# REQUIRED WORK
Repeat the records below exactly.

# THE RECORDS
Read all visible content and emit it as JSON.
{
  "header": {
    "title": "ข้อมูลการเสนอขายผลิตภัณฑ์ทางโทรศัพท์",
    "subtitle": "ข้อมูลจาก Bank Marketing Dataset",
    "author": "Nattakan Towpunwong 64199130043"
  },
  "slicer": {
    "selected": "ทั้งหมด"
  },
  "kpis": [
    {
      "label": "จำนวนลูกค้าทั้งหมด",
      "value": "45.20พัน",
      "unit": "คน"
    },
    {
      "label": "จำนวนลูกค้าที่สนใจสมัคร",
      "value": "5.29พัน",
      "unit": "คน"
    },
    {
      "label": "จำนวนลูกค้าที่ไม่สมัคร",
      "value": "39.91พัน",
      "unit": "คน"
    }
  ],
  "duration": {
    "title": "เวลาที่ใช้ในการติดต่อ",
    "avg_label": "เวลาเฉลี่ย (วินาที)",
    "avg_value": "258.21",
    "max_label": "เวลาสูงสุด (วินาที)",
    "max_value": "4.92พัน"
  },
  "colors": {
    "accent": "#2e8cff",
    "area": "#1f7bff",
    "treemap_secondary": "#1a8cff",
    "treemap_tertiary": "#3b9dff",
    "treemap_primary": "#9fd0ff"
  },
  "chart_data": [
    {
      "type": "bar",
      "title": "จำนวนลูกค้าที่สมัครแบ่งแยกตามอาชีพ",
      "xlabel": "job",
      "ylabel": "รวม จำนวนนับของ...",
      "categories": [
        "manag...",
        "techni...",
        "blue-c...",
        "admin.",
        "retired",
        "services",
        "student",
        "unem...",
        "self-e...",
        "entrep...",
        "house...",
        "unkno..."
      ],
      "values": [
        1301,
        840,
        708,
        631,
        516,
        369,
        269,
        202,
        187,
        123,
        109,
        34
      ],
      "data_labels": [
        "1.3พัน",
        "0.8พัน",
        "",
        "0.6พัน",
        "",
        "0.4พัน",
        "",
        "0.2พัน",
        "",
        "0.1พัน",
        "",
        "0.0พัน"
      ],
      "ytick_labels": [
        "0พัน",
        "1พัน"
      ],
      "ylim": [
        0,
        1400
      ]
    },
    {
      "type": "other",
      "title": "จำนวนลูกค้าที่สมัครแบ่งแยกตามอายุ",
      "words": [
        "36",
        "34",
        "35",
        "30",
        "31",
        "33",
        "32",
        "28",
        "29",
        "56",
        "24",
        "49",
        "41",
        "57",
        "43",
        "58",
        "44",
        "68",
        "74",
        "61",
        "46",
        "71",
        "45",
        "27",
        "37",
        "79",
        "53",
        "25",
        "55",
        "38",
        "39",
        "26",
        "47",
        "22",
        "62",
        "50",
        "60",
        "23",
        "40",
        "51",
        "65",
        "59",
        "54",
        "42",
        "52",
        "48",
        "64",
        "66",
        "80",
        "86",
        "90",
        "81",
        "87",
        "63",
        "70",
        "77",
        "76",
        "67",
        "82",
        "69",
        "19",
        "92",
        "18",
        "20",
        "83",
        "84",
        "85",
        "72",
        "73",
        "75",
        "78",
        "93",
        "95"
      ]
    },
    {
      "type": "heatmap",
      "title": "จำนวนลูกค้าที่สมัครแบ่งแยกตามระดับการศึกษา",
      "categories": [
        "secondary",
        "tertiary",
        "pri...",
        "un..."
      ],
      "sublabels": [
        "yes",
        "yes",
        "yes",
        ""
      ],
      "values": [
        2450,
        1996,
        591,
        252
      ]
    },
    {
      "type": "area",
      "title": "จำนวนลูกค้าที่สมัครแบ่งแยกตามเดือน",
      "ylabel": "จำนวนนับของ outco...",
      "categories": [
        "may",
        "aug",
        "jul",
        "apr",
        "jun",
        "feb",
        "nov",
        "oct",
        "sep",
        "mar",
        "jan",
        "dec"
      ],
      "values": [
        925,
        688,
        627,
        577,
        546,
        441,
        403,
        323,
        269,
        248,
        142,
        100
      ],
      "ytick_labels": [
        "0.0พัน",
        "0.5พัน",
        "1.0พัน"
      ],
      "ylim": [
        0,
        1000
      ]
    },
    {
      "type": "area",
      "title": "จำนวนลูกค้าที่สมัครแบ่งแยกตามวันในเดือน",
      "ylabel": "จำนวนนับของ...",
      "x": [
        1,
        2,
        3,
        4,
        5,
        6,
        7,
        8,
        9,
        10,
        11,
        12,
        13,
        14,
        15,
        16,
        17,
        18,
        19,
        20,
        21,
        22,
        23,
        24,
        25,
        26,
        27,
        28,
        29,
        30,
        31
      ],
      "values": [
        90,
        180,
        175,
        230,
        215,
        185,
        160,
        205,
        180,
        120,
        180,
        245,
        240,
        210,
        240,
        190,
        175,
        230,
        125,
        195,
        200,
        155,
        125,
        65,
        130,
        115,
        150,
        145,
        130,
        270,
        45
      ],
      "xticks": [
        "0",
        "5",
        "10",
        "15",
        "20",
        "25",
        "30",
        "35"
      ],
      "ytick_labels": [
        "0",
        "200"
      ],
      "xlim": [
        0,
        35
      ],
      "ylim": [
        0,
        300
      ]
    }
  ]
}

# ANSWER TO THIS EXERCISE
Read all visible content and emit it as JSON.
{
  "header": {
    "title": "ข้อมูลการเสนอขายผลิตภัณฑ์ทางโทรศัพท์",
    "subtitle": "ข้อมูลจาก Bank Marketing Dataset",
    "author": "Nattakan Towpunwong 64199130043"
  },
  "slicer": {
    "selected": "ทั้งหมด"
  },
  "kpis": [
    {
      "label": "จำนวนลูกค้าทั้งหมด",
      "value": "45.20พัน",
      "unit": "คน"
    },
    {
      "label": "จำนวนลูกค้าที่สนใจสมัคร",
      "value": "5.29พัน",
      "unit": "คน"
    },
    {
      "label": "จำนวนลูกค้าที่ไม่สมัคร",
      "value": "39.91พัน",
      "unit": "คน"
    }
  ],
  "duration": {
    "title": "เวลาที่ใช้ในการติดต่อ",
    "avg_label": "เวลาเฉลี่ย (วินาที)",
    "avg_value": "258.21",
    "max_label": "เวลาสูงสุด (วินาที)",
    "max_value": "4.92พัน"
  },
  "colors": {
    "accent": "#2e8cff",
    "area": "#1f7bff",
    "treemap_secondary": "#1a8cff",
    "treemap_tertiary": "#3b9dff",
    "treemap_primary": "#9fd0ff"
  },
  "chart_data": [
    {
      "type": "bar",
      "title": "จำนวนลูกค้าที่สมัครแบ่งแยกตามอาชีพ",
      "xlabel": "job",
      "ylabel": "รวม จำนวนนับของ...",
      "categories": [
        "manag...",
        "techni...",
        "blue-c...",
        "admin.",
        "retired",
        "services",
        "student",
        "unem...",
        "self-e...",
        "entrep...",
        "house...",
        "unkno..."
      ],
      "values": [
        1301,
        840,
        708,
        631,
        516,
        369,
        269,
        202,
        187,
        123,
        109,
        34
      ],
      "data_labels": [
        "1.3พัน",
        "0.8พัน",
        "",
        "0.6พัน",
        "",
        "0.4พัน",
        "",
        "0.2พัน",
        "",
        "0.1พัน",
        "",
        "0.0พัน"
      ],
      "ytick_labels": [
        "0พัน",
        "1พัน"
      ],
      "ylim": [
        0,
        1400
      ]
    },
    {
      "type": "other",
      "title": "จำนวนลูกค้าที่สมัครแบ่งแยกตามอายุ",
      "words": [
        "36",
        "34",
        "35",
        "30",
        "31",
        "33",
        "32",
        "28",
        "29",
        "56",
        "24",
        "49",
        "41",
        "57",
        "43",
        "58",
        "44",
        "68",
        "74",
        "61",
        "46",
        "71",
        "45",
        "27",
        "37",
        "79",
        "53",
        "25",
        "55",
        "38",
        "39",
        "26",
        "47",
        "22",
        "62",
        "50",
        "60",
        "23",
        "40",
        "51",
        "65",
        "59",
        "54",
        "42",
        "52",
        "48",
        "64",
        "66",
        "80",
        "86",
        "90",
        "81",
        "87",
        "63",
        "70",
        "77",
        "76",
        "67",
        "82",
        "69",
        "19",
        "92",
        "18",
        "20",
        "83",
        "84",
        "85",
        "72",
        "73",
        "75",
        "78",
        "93",
        "95"
      ]
    },
    {
      "type": "heatmap",
      "title": "จำนวนลูกค้าที่สมัครแบ่งแยกตามระดับการศึกษา",
      "categories": [
        "secondary",
        "tertiary",
        "pri...",
        "un..."
      ],
      "sublabels": [
        "yes",
        "yes",
        "yes",
        ""
      ],
      "values": [
        2450,
        1996,
        591,
        252
      ]
    },
    {
      "type": "area",
      "title": "จำนวนลูกค้าที่สมัครแบ่งแยกตามเดือน",
      "ylabel": "จำนวนนับของ outco...",
      "categories": [
        "may",
        "aug",
        "jul",
        "apr",
        "jun",
        "feb",
        "nov",
        "oct",
        "sep",
        "mar",
        "jan",
        "dec"
      ],
      "values": [
        925,
        688,
        627,
        577,
        546,
        441,
        403,
        323,
        269,
        248,
        142,
        100
      ],
      "ytick_labels": [
        "0.0พัน",
        "0.5พัน",
        "1.0พัน"
      ],
      "ylim": [
        0,
        1000
      ]
    },
    {
      "type": "area",
      "title": "จำนวนลูกค้าที่สมัครแบ่งแยกตามวันในเดือน",
      "ylabel": "จำนวนนับของ...",
      "x": [
        1,
        2,
        3,
        4,
        5,
        6,
        7,
        8,
        9,
        10,
        11,
        12,
        13,
        14,
        15,
        16,
        17,
        18,
        19,
        20,
        21,
        22,
        23,
        24,
        25,
        26,
        27,
        28,
        29,
        30,
        31
      ],
      "values": [
        90,
        180,
        175,
        230,
        215,
        185,
        160,
        205,
        180,
        120,
        180,
        245,
        240,
        210,
        240,
        190,
        175,
        230,
        125,
        195,
        200,
        155,
        125,
        65,
        130,
        115,
        150,
        145,
        130,
        270,
        45
      ],
      "xticks": [
        "0",
        "5",
        "10",
        "15",
        "20",
        "25",
        "30",
        "35"
      ],
      "ytick_labels": [
        "0",
        "200"
      ],
      "xlim": [
        0,
        35
      ],
      "ylim": [
        0,
        300
      ]
    }
  ]
}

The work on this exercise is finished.